**Exercise task**
Select each line where the word "Pritisak" appears.
---------- Records for this task
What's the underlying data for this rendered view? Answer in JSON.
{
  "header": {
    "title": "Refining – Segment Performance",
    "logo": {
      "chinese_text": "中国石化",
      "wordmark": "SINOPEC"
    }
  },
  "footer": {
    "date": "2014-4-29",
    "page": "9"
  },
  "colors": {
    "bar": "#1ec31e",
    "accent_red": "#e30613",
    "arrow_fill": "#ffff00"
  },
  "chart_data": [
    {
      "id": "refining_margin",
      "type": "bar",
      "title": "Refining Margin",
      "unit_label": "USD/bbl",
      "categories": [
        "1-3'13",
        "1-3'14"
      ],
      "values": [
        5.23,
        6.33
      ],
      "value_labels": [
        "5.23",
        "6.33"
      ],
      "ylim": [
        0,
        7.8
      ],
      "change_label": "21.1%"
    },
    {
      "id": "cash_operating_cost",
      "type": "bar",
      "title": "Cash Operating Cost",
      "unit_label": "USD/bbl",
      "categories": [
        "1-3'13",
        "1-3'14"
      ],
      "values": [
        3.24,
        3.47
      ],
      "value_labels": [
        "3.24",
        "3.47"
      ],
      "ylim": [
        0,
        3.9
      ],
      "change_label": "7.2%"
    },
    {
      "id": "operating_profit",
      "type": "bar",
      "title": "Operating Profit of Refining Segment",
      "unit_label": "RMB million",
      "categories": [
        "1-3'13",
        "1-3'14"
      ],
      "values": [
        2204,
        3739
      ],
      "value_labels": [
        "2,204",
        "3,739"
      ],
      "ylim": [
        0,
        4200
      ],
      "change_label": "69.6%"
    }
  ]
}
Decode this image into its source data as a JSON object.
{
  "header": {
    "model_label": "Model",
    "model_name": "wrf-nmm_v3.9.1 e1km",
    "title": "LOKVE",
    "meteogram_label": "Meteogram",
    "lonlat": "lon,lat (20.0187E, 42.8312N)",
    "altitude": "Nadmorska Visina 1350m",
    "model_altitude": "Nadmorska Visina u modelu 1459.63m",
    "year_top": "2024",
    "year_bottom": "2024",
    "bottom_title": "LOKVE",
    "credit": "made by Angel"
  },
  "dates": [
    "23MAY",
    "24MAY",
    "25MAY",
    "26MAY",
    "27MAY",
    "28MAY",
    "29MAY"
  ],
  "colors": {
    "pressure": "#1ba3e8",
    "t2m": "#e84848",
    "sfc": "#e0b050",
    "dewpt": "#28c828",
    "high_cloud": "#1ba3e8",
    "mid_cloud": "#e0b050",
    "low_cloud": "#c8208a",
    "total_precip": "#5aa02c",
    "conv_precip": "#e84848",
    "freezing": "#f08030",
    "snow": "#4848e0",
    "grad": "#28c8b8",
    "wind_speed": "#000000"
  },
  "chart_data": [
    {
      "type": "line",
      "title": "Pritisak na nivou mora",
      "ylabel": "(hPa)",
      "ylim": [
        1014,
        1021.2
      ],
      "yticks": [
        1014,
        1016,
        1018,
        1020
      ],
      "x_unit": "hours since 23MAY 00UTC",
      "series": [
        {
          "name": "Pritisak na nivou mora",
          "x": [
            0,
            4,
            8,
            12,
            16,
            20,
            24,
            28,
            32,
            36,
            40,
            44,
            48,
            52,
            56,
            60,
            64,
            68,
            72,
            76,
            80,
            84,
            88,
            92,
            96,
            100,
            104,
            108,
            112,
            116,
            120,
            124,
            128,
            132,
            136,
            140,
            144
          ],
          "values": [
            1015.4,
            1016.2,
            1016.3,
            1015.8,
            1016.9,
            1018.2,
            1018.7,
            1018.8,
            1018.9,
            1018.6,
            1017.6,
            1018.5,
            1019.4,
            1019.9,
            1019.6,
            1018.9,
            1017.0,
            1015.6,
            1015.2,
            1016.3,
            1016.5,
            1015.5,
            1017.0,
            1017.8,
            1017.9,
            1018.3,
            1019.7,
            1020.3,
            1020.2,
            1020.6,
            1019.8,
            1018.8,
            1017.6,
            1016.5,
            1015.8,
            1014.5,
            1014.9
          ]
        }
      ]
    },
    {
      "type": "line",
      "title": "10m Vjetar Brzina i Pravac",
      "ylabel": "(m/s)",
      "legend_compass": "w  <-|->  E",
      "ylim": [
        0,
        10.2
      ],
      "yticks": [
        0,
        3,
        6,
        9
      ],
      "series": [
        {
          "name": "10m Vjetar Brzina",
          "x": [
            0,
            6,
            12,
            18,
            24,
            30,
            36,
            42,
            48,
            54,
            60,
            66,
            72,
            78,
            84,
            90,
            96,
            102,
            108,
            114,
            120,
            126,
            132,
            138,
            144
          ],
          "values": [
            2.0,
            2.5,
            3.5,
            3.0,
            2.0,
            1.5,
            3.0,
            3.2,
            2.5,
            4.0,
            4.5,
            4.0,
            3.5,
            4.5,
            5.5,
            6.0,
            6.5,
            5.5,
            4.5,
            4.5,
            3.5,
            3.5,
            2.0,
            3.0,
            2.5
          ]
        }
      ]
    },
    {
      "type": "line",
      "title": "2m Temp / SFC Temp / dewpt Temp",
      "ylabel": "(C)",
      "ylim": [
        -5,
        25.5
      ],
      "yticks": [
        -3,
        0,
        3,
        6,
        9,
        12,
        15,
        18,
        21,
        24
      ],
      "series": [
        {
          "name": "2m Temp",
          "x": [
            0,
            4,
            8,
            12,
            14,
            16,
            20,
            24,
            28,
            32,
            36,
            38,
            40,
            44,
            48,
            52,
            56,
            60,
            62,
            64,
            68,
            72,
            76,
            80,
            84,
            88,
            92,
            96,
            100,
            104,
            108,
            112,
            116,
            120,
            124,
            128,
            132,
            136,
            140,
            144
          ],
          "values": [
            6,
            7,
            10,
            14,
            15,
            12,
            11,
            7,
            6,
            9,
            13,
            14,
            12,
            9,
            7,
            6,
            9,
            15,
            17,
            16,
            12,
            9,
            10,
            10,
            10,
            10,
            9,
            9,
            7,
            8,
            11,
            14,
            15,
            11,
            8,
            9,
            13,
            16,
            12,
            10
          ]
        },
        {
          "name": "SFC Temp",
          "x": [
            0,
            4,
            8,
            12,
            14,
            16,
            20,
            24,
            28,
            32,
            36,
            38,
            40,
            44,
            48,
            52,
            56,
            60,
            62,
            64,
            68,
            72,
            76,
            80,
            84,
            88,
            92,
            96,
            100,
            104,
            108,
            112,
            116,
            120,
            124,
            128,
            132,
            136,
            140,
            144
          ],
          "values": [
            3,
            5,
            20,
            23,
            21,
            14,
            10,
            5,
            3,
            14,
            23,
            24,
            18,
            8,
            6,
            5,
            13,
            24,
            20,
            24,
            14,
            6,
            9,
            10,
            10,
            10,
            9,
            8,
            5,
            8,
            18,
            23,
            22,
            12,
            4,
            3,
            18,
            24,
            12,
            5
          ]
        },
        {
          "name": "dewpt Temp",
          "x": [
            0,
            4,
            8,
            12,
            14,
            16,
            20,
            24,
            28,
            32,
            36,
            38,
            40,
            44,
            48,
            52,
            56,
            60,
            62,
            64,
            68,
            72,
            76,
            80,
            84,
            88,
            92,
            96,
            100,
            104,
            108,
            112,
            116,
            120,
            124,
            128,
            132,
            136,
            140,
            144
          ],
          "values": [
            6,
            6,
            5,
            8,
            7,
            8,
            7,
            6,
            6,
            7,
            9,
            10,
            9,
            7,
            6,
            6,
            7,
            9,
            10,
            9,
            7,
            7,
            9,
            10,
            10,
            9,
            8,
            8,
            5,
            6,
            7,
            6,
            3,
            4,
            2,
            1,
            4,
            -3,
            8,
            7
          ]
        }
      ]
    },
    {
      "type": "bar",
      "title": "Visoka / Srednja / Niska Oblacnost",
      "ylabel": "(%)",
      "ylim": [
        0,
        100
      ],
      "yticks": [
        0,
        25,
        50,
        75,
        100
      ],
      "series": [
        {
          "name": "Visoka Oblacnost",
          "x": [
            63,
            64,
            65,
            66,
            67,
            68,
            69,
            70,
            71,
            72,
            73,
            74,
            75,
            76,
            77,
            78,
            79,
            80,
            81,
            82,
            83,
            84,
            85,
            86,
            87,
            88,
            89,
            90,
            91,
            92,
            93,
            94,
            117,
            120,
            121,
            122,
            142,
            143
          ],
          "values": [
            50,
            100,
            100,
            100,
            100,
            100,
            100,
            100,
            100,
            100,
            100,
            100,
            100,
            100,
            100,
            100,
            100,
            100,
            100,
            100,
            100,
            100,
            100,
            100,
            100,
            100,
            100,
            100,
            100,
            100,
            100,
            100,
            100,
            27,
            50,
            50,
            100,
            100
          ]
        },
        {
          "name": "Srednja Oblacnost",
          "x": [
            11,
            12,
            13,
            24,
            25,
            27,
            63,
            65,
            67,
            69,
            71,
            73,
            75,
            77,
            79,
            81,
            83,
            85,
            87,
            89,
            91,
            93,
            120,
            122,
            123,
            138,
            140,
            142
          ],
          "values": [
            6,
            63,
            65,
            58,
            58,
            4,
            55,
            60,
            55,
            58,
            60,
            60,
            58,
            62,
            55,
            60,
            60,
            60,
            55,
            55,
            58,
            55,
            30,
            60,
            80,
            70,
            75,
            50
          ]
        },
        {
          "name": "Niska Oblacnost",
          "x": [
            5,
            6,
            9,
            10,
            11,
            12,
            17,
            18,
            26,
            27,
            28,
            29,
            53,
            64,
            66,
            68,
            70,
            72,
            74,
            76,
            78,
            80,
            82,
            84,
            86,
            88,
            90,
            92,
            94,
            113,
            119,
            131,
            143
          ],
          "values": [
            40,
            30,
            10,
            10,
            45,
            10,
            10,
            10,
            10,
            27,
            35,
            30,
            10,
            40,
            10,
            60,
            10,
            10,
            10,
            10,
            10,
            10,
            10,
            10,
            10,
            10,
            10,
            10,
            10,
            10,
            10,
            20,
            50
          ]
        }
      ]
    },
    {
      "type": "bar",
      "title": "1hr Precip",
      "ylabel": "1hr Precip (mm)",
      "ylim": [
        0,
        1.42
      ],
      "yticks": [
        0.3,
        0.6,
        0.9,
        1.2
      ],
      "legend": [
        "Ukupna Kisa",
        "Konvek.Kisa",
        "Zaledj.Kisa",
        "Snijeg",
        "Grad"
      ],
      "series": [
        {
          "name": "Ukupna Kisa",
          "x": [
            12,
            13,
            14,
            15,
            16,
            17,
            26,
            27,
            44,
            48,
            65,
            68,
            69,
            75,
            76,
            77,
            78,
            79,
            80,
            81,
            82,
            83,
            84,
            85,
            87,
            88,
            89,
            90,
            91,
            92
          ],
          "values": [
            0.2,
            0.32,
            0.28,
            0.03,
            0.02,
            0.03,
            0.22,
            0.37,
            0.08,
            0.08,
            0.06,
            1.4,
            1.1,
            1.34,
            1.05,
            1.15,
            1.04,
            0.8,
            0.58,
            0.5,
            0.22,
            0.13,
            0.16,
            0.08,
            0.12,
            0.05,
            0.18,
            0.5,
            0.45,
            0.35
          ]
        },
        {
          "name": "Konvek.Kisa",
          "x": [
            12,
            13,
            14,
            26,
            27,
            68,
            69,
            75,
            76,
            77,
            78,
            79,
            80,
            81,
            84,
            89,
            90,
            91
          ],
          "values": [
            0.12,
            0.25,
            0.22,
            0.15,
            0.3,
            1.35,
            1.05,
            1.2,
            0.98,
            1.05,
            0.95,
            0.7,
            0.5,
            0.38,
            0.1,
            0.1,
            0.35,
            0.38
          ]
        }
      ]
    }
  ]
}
--------------------
**Response**
      "title": "Pritisak na nivou mora",
          "name": "Pritisak na nivou mora",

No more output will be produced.